作業一覧:
• a. 水季についての本文抜粋のうち、「視聴者の中にはアンチ水季もい」から「と?どんなに楽だっただろう。」までを、その語句も含めてそのまま出力すること。
• b. 水季についての本文抜粋によれば、水季の決心が変わったのは何を目にしたためか答えること。
• c. 水季についての本文抜粋にある「けれど、水季は、その必死さを海には見せなかった。」という一文を英語に訳すこと。

本文抜粋:
視聴者の中にはアンチ水季もいるのも判っている。「あんなに好き放題やりたいようにやって最低な女」まで言われてる事もあるが、私はそうは思わない。水季には、水季の不器用な一生懸命さがあったのだ。「学生時代」を本当に楽しかったと言い、夏に堕胎承諾書まで書かせて、なのに、夏と相談する事を選ばなかった。水季なりの夏に対する、優しさ、多分、もし堕胎してたら、水季は、夏とは一緒に居なかったと私は思う。勿論、だから、「一緒に居ること」を選ばなかったのだから。でも、水季の中で、「弥生の手記」を目にした事で決心が変わってしまった。けれど夏には伝えなかった、独りで産み、誰の手も借りずに「海」を育てる決心をしたのだから。だから、実家も極力頼らない、書士の資格もとって、津野君の求婚も断り、身体に病が見つかる迄、必死で海を育ててた。けれど、水季は、その必死さを海には見せなかった。たとえ、病魔に冒されていても元気な母親という自分を見せ続けた。海が哀しまない様に、母親の死を引き摺らない為に。実の父が夏だと云うことも、海には正直に隠さず話して。でも、夏には「新しい恋人」がいる事を春に知ってしまい。。。それでも、海をいちばんに、最後まで愛する我が子の為に生き抜いたんだと思う。津野君に頼ったら、彼との3人での生活を選んでたら?と?どんなに楽だっただろう。

表示データ:
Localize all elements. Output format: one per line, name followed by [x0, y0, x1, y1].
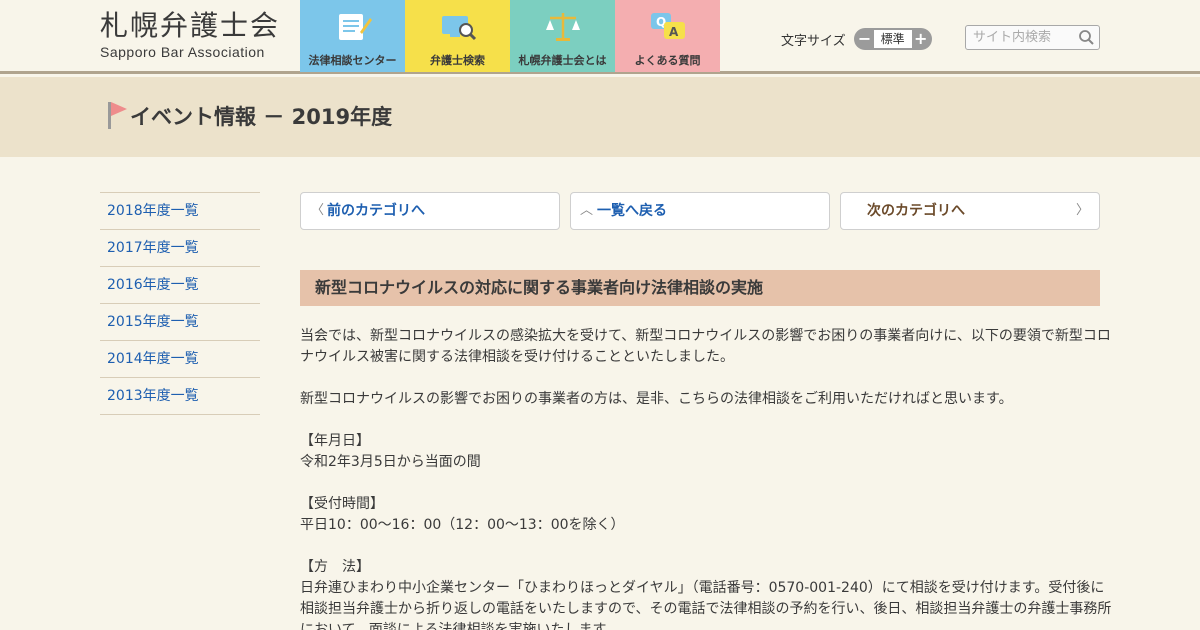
nav-lawyer-search[interactable]: 弁護士検索: [405, 0, 510, 72]
qa-bubbles-icon: Q A: [650, 13, 685, 39]
sidebar-item-2016[interactable]: 2016年度一覧: [100, 267, 260, 304]
method-label: 【方 法】: [300, 559, 370, 575]
font-size-label: 文字サイズ: [781, 33, 846, 49]
site-search: [965, 25, 1100, 50]
article-paragraph-invite: 新型コロナウイルスの影響でお困りの事業者の方は、是非、こちらの法律相談をご利用い…: [300, 391, 1013, 407]
nav-label: 札幌弁護士会とは: [518, 54, 607, 67]
flag-icon: [108, 102, 127, 129]
back-to-list-label: 一覧へ戻る: [597, 203, 667, 219]
chevron-left-icon: 〈: [311, 203, 325, 218]
hours-value: 平日10：00～16：00（12：00～13：00を除く）: [300, 517, 625, 533]
sidebar-year-list: 2018年度一覧 2017年度一覧 2016年度一覧 2015年度一覧 2014…: [100, 192, 260, 415]
article-heading: 新型コロナウイルスの対応に関する事業者向け法律相談の実施: [300, 270, 1100, 306]
nav-legal-consultation-center[interactable]: 法律相談センター: [300, 0, 405, 72]
next-category-button[interactable]: 次のカテゴリへ 〉: [840, 192, 1100, 230]
search-screen-icon: [441, 16, 476, 41]
logo-japanese: 札幌弁護士会: [100, 9, 281, 42]
date-value: 令和2年3月5日から当面の間: [300, 454, 481, 470]
sidebar-item-2018[interactable]: 2018年度一覧: [100, 193, 260, 230]
prev-category-label: 前のカテゴリへ: [327, 203, 425, 219]
date-label: 【年月日】: [300, 433, 370, 449]
page-title: イベント情報 － 2019年度: [130, 105, 393, 129]
font-size-increase-button[interactable]: +: [912, 30, 930, 48]
nav-faq[interactable]: Q A よくある質問: [615, 0, 720, 72]
nav-label: 法律相談センター: [308, 54, 397, 67]
nav-about-association[interactable]: 札幌弁護士会とは: [510, 0, 615, 72]
font-size-control: 文字サイズ − 標準 +: [781, 28, 932, 50]
sidebar-item-2015[interactable]: 2015年度一覧: [100, 304, 260, 341]
nav-label: 弁護士検索: [430, 54, 485, 67]
sidebar-item-2017[interactable]: 2017年度一覧: [100, 230, 260, 267]
nav-label: よくある質問: [634, 54, 701, 67]
back-to-list-button[interactable]: ︿ 一覧へ戻る: [570, 192, 830, 230]
chevron-right-icon: 〉: [1075, 203, 1089, 218]
next-category-label: 次のカテゴリへ: [867, 203, 965, 219]
memo-icon: [338, 14, 372, 40]
font-size-switcher: − 標準 +: [853, 28, 932, 50]
site-search-input[interactable]: [966, 26, 1071, 49]
font-size-value[interactable]: 標準: [873, 30, 912, 48]
global-nav: 法律相談センター 弁護士検索 札幌弁護士会とは Q A よくある質問: [300, 0, 720, 74]
logo-english: Sapporo Bar Association: [100, 44, 265, 60]
prev-category-button[interactable]: 〈 前のカテゴリへ: [300, 192, 560, 230]
site-header: 札幌弁護士会 Sapporo Bar Association 法律相談センター …: [0, 0, 1200, 74]
svg-text:A: A: [669, 25, 679, 39]
font-size-decrease-button[interactable]: −: [856, 30, 874, 48]
sidebar-item-2014[interactable]: 2014年度一覧: [100, 341, 260, 378]
hours-label: 【受付時間】: [300, 496, 384, 512]
method-value: 日弁連ひまわり中小企業センター「ひまわりほっとダイヤル」（電話番号：0570-0…: [300, 580, 1112, 630]
article-paragraph-intro: 当会では、新型コロナウイルスの感染拡大を受けて、新型コロナウイルスの影響でお困り…: [300, 328, 1111, 365]
sidebar-item-2013[interactable]: 2013年度一覧: [100, 378, 260, 415]
chevron-up-icon: ︿: [580, 203, 594, 218]
scales-icon: [545, 13, 580, 41]
search-icon[interactable]: [1078, 29, 1095, 46]
site-logo[interactable]: 札幌弁護士会 Sapporo Bar Association: [100, 8, 290, 60]
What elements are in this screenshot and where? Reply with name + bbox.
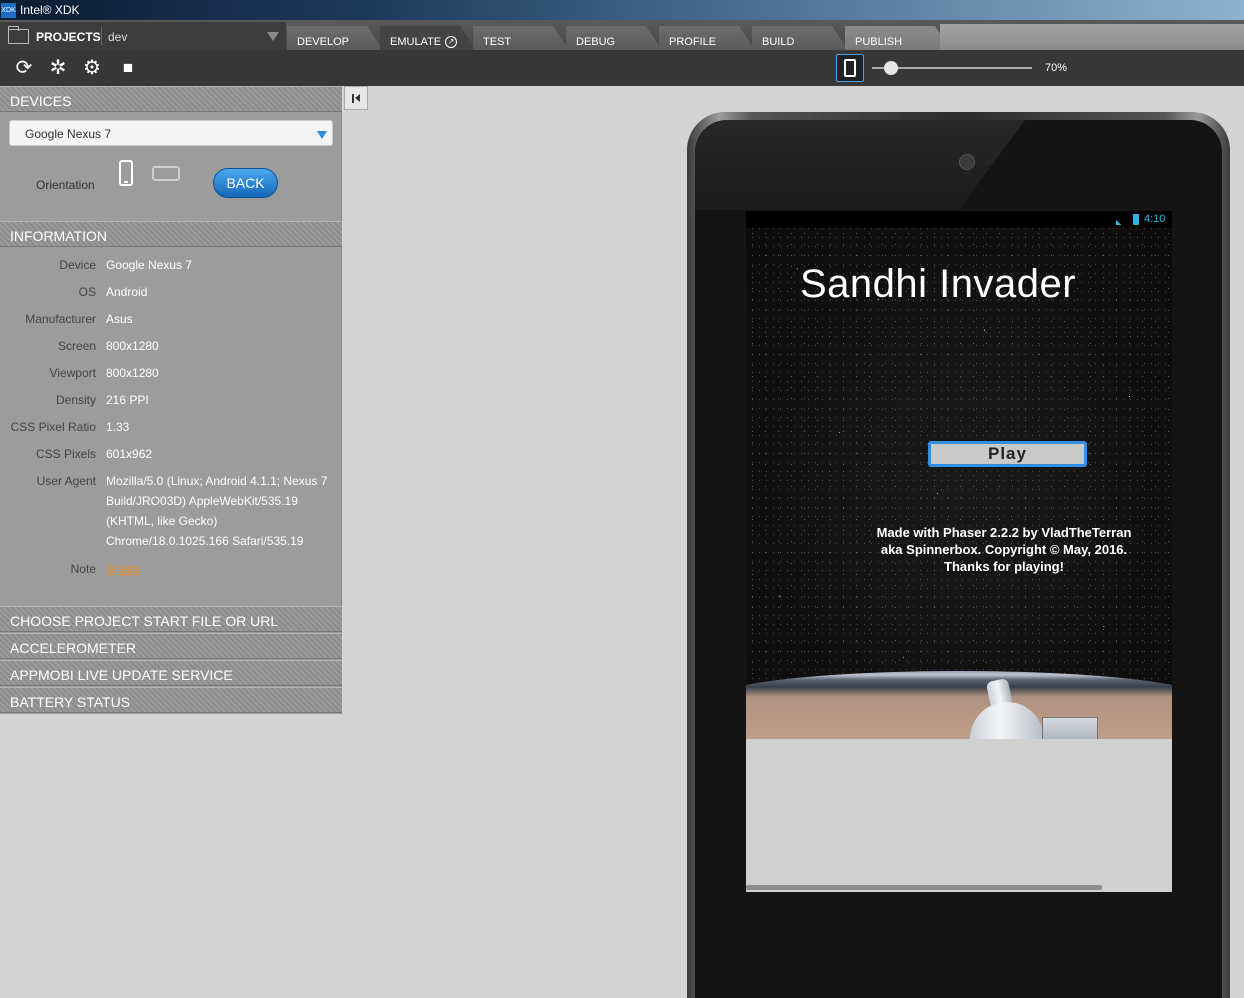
tab-test[interactable]: TEST xyxy=(473,26,569,50)
projects-dropdown[interactable]: PROJECTS dev xyxy=(0,22,286,50)
planet-surface xyxy=(746,671,1172,739)
folder-icon xyxy=(8,26,29,44)
info-value: Google Nexus 7 xyxy=(106,258,193,272)
project-start-file-section-header[interactable]: CHOOSE PROJECT START FILE OR URL xyxy=(0,606,342,632)
device-select-value: Google Nexus 7 xyxy=(25,127,112,141)
battery-status-section-header[interactable]: BATTERY STATUS xyxy=(0,687,342,713)
user-agent-line: Chrome/18.0.1025.166 Safari/535.19 xyxy=(106,534,304,548)
app-title: Intel® XDK xyxy=(20,3,80,17)
phone-icon xyxy=(844,59,856,77)
info-key: Device xyxy=(59,258,96,272)
sensor-icon xyxy=(984,158,991,165)
tab-label: EMULATE xyxy=(390,36,442,48)
game-title: Sandhi Invader xyxy=(800,262,1077,306)
reload-icon[interactable]: ⟳ xyxy=(12,56,36,80)
information-section-header[interactable]: INFORMATION xyxy=(0,221,342,247)
bezel-glare xyxy=(695,120,1025,210)
info-key: User Agent xyxy=(36,474,96,488)
info-key: Note xyxy=(70,562,96,576)
tab-label: DEVELOP xyxy=(297,36,349,48)
info-value: Android xyxy=(106,285,148,299)
tab-label: PUBLISH xyxy=(855,36,903,48)
settings-gear-icon[interactable]: ⚙ xyxy=(80,56,104,80)
android-status-bar: 4:10 xyxy=(746,211,1172,228)
devices-section-header[interactable]: DEVICES xyxy=(0,86,342,112)
zoom-slider[interactable] xyxy=(888,67,1032,69)
info-key: Manufacturer xyxy=(25,312,96,326)
back-button[interactable]: BACK xyxy=(213,168,278,198)
external-link-icon[interactable]: ↗ xyxy=(445,36,457,48)
info-value: 800x1280 xyxy=(106,366,159,380)
live-update-section-header[interactable]: APPMOBI LIVE UPDATE SERVICE xyxy=(0,660,342,686)
specs-link[interactable]: Specs xyxy=(106,562,139,576)
device-frame-toggle-button[interactable] xyxy=(836,54,864,82)
game-canvas[interactable]: Sandhi Invader Play Made with Phaser 2.2… xyxy=(746,228,1172,739)
wifi-icon xyxy=(1116,214,1127,225)
user-agent-line: (KHTML, like Gecko) xyxy=(106,514,218,528)
orientation-label: Orientation xyxy=(36,178,95,192)
info-key: CSS Pixels xyxy=(35,447,96,461)
tab-build[interactable]: BUILD xyxy=(752,26,848,50)
device-select[interactable]: Google Nexus 7 xyxy=(9,120,333,146)
title-bar: XDK Intel® XDK xyxy=(0,0,1244,20)
info-key: OS xyxy=(78,285,96,299)
tab-label: PROFILE xyxy=(669,36,717,48)
xdk-logo-icon: XDK xyxy=(1,3,16,18)
tab-publish[interactable]: PUBLISH xyxy=(845,26,951,50)
collapse-panel-button[interactable] xyxy=(344,86,368,110)
info-key: Density xyxy=(55,393,96,407)
tab-debug[interactable]: DEBUG xyxy=(566,26,662,50)
horizontal-scrollbar[interactable] xyxy=(746,885,1102,890)
tab-emulate[interactable]: EMULATE ↗ xyxy=(380,26,476,50)
game-credits: Made with Phaser 2.2.2 by VladTheTerran … xyxy=(876,525,1132,574)
portrait-orientation-icon[interactable] xyxy=(119,160,133,186)
info-key: CSS Pixel Ratio xyxy=(10,420,96,434)
divider xyxy=(101,27,102,45)
info-value: 1.33 xyxy=(106,420,130,434)
battery-icon xyxy=(1133,214,1139,225)
tab-profile[interactable]: PROFILE xyxy=(659,26,755,50)
info-key: Viewport xyxy=(49,366,96,380)
projects-label[interactable]: PROJECTS xyxy=(36,30,101,44)
status-clock: 4:10 xyxy=(1144,213,1166,225)
project-name[interactable]: dev xyxy=(108,30,127,44)
debug-bug-icon[interactable]: ✲ xyxy=(46,56,70,80)
info-value: Asus xyxy=(106,312,133,326)
tab-label: BUILD xyxy=(762,36,795,48)
camera-icon xyxy=(959,154,975,170)
tab-develop[interactable]: DEVELOP xyxy=(287,26,383,50)
chevron-down-icon xyxy=(317,131,327,139)
emulator-screen[interactable]: 4:10 Sandhi Invader Play Made with Phase… xyxy=(746,211,1172,892)
user-agent-line: Build/JRO03D) AppleWebKit/535.19 xyxy=(106,494,298,508)
stop-icon[interactable]: ⏹ xyxy=(116,56,140,80)
user-agent-line: Mozilla/5.0 (Linux; Android 4.1.1; Nexus… xyxy=(106,474,328,488)
info-value: 216 PPI xyxy=(106,393,149,407)
tab-bar-filler xyxy=(940,24,1244,50)
accelerometer-section-header[interactable]: ACCELEROMETER xyxy=(0,633,342,659)
chevron-down-icon[interactable] xyxy=(267,32,279,41)
info-key: Screen xyxy=(57,339,96,353)
info-value: 601x962 xyxy=(106,447,153,461)
zoom-label: 70% xyxy=(1045,62,1068,74)
landscape-orientation-icon[interactable] xyxy=(152,166,180,181)
info-value: 800x1280 xyxy=(106,339,159,353)
tab-label: TEST xyxy=(483,36,512,48)
tab-label: DEBUG xyxy=(576,36,616,48)
play-button[interactable]: Play xyxy=(928,441,1087,467)
turret-base xyxy=(1042,717,1098,739)
zoom-slider-thumb[interactable] xyxy=(884,61,898,75)
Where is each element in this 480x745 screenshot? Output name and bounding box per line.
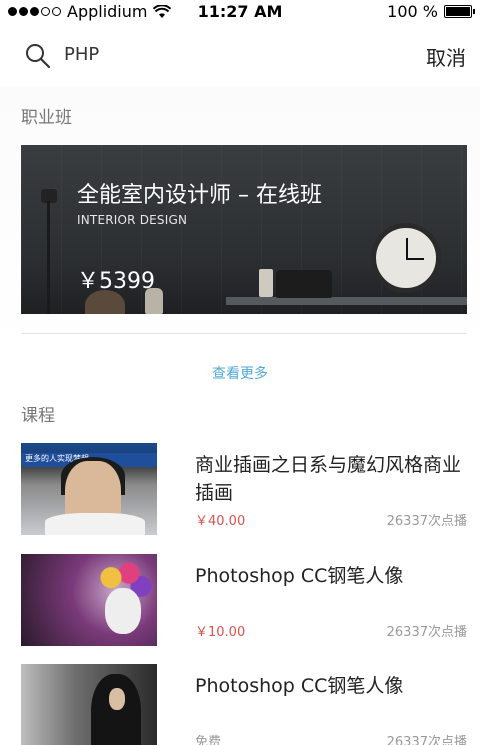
battery-info: 100 % <box>387 2 475 21</box>
cancel-button[interactable]: 取消 <box>426 42 466 71</box>
course-thumbnail: 更多的人实现梦想 <box>21 443 157 535</box>
lamp-decoration <box>41 189 57 314</box>
search-results: 职业班 全能室内设计师 – 在线班 INTERIOR DESIGN ￥5399 … <box>0 86 480 745</box>
course-price: ￥40.00 <box>195 514 246 529</box>
banner-price: ￥5399 <box>77 269 155 294</box>
view-more-link[interactable]: 查看更多 <box>0 363 480 383</box>
career-class-banner[interactable]: 全能室内设计师 – 在线班 INTERIOR DESIGN ￥5399 <box>21 145 467 314</box>
status-bar: Applidium 11:27 AM 100 % <box>0 0 480 24</box>
battery-icon <box>444 5 475 18</box>
course-price: 免费 <box>195 735 222 745</box>
course-thumbnail <box>21 664 157 745</box>
course-price: ￥10.00 <box>195 625 246 640</box>
course-item[interactable]: Photoshop CC钢笔人像 免费 26337次点播 <box>21 664 467 745</box>
course-views: 26337次点播 <box>386 514 467 529</box>
section-title-career: 职业班 <box>21 108 72 128</box>
typewriter-decoration <box>276 270 332 298</box>
course-views: 26337次点播 <box>386 625 467 640</box>
search-bar: PHP 取消 <box>0 24 480 86</box>
course-thumbnail <box>21 554 157 646</box>
search-input[interactable]: PHP <box>64 44 99 65</box>
divider <box>21 333 467 334</box>
search-icon[interactable] <box>24 42 52 70</box>
course-title: 商业插画之日系与魔幻风格商业插画 <box>195 454 462 504</box>
course-item[interactable]: 更多的人实现梦想 商业插画之日系与魔幻风格商业插画 ￥40.00 26337次点… <box>21 443 467 535</box>
course-title: Photoshop CC钢笔人像 <box>195 675 404 697</box>
shelf-decoration <box>226 297 467 305</box>
course-title: Photoshop CC钢笔人像 <box>195 565 404 587</box>
clock-decoration <box>371 223 441 293</box>
battery-percent: 100 % <box>387 2 438 21</box>
banner-title: 全能室内设计师 – 在线班 <box>77 183 322 208</box>
course-views: 26337次点播 <box>386 735 467 745</box>
course-item[interactable]: Photoshop CC钢笔人像 ￥10.00 26337次点播 <box>21 554 467 646</box>
section-title-courses: 课程 <box>21 406 55 426</box>
cups-decoration <box>259 269 273 297</box>
banner-subtitle: INTERIOR DESIGN <box>77 213 188 227</box>
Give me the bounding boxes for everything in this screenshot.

回答一覧:
• a.
視聴者の中にはアンチ水季もいるのも判っている。「あんなに好き放題やりたいようにやって最低な女」まで言われてる事もあるが、私はそうは思わない。水季には、水季の不器用な一生懸命さがあったのだ。「学生時代」を本当に楽しかったと言い、夏に堕胎承諾書まで書かせて、なのに、夏と相談する事を選ばなかった。水季なりの夏に対する、優しさ、多分、もし堕胎してたら、水季は、夏とは一緒に居なかったと私は思う。勿論、だから、「一緒に居ること」を選ばなかったのだから。でも、水季の中で、「弥生の手記」を目にした事で決心が変わってしまった。けれど夏には伝えなかった、独りで産み、誰の手も借りずに「海」を育てる決心をしたのだから。だから、実家も極力頼らない、書士の資格もとって、津野君の求婚も断り、身体に病が見つかる迄、必死で海を育ててた。けれど、水季は、その必死さを海には見せなかった。たとえ、病魔に冒されていても元気な母親という自分を見せ続けた。海が哀しまない様に、母親の死を引き摺らない為に。実の父が夏だと云うことも、海には正直に隠さず話して。でも、夏には「新しい恋人」がいる事を春に知ってしまい。。。それでも、海をいちばんに、最後まで愛する我が子の為に生き抜いたんだと思う。津野君に頼ったら、彼との3人での生活を選んでたら?と?どんなに楽だっただろう。

• b. 「弥生の手記」を目にしたため。

• c. However, Mizuki did not show that desperation to Umi.